### Listed entries

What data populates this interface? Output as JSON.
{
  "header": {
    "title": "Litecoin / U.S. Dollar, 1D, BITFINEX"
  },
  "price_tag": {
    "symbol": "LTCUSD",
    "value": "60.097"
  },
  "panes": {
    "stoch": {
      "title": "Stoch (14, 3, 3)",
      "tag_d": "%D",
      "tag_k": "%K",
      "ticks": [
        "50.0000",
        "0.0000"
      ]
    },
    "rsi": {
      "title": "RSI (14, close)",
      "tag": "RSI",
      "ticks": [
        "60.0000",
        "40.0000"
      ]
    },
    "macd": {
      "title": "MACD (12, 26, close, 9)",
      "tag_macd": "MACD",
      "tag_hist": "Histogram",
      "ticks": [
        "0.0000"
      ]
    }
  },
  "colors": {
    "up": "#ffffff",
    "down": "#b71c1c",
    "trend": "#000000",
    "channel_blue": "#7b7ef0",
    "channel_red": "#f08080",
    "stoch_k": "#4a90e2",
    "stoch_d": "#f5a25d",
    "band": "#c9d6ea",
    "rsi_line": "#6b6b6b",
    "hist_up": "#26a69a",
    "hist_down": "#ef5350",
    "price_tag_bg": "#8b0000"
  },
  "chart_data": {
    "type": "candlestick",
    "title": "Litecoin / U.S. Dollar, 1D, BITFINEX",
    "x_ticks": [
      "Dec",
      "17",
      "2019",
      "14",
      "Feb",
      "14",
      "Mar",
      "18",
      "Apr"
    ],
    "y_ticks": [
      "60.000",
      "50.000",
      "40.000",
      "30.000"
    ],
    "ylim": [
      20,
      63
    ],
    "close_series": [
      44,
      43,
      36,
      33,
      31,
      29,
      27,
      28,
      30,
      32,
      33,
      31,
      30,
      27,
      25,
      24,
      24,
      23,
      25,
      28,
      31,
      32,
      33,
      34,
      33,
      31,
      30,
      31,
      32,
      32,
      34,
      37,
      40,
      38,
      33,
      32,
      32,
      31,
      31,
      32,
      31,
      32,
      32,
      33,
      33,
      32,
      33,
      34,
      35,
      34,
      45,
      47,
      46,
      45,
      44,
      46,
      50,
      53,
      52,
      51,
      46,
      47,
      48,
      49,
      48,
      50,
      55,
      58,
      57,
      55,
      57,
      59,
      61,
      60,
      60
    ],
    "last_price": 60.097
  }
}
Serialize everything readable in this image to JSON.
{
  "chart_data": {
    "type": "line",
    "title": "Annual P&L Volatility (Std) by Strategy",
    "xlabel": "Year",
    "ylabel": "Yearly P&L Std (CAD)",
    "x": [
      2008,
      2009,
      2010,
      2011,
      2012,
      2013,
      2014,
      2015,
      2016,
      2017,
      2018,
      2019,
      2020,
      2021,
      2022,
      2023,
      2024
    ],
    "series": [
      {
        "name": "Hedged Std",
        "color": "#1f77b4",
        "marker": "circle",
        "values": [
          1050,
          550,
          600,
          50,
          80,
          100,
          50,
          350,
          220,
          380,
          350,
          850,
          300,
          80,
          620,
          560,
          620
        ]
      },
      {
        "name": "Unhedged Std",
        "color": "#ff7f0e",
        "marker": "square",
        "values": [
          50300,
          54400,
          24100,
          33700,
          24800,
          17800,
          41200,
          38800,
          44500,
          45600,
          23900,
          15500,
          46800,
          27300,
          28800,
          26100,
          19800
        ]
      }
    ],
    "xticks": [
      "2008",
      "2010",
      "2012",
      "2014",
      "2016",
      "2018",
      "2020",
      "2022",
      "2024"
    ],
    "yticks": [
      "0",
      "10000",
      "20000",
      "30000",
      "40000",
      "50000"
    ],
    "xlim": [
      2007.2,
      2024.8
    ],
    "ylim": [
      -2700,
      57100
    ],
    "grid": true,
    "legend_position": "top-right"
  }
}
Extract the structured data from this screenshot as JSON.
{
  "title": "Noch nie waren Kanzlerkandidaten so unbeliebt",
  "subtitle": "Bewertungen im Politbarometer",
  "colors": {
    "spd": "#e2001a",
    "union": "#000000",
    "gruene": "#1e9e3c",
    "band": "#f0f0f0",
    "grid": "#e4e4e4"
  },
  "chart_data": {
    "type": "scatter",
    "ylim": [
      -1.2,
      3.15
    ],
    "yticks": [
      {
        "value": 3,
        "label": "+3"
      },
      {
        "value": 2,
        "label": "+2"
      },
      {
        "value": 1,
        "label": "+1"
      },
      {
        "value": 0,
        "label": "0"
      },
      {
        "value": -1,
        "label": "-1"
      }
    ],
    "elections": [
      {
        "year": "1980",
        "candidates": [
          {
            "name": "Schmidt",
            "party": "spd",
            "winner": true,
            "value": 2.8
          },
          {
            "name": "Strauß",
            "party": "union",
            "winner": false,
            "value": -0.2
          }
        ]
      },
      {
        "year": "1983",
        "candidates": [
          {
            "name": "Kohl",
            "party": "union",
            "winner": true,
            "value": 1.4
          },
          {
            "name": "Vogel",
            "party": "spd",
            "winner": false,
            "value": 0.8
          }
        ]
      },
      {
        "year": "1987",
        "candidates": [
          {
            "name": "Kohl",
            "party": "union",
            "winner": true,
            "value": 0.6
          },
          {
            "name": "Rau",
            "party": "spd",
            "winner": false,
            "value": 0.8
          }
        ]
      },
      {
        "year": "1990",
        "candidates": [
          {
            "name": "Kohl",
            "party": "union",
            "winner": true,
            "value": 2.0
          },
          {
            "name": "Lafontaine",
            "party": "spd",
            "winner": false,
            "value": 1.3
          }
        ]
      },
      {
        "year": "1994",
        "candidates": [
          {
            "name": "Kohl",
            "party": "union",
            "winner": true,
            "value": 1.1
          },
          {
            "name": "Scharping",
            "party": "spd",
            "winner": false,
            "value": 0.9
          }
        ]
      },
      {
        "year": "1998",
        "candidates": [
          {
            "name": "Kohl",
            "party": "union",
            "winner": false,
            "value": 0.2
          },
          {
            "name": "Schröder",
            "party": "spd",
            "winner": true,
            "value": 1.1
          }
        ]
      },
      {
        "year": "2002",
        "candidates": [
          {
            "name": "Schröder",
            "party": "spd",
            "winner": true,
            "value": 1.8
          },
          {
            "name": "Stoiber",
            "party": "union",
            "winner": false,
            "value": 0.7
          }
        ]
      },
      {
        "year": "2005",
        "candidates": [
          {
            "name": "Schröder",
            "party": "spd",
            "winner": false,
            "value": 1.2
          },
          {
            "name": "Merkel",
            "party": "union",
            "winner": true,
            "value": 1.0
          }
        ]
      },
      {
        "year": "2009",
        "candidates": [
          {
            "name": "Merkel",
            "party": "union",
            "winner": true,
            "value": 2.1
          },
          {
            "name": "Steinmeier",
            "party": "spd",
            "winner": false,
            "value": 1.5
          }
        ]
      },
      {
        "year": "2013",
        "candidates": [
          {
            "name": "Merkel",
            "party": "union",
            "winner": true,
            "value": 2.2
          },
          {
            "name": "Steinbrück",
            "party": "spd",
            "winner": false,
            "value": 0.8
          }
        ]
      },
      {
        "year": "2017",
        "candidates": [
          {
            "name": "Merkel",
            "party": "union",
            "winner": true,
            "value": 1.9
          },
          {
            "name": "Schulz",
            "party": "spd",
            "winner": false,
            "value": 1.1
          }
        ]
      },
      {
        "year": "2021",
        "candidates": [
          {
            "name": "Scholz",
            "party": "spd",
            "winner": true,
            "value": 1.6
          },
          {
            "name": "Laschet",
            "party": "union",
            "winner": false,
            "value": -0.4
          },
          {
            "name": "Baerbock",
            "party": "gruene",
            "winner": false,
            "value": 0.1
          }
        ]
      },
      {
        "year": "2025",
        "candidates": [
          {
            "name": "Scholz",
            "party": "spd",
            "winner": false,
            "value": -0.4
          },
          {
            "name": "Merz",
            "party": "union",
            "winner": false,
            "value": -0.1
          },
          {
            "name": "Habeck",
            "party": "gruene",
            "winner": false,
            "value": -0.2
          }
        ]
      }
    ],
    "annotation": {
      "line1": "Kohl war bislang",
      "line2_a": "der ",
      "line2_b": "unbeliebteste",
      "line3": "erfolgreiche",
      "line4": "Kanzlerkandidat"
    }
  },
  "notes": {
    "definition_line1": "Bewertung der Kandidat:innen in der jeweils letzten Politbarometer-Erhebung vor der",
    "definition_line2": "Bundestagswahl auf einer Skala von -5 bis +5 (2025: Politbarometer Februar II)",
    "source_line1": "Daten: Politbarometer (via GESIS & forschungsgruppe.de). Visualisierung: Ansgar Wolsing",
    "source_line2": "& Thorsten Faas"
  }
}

### Problem to work on
State how many lines in the entries above include the word "Dollar"; reply with the number alone.

### Answer for this exercise
2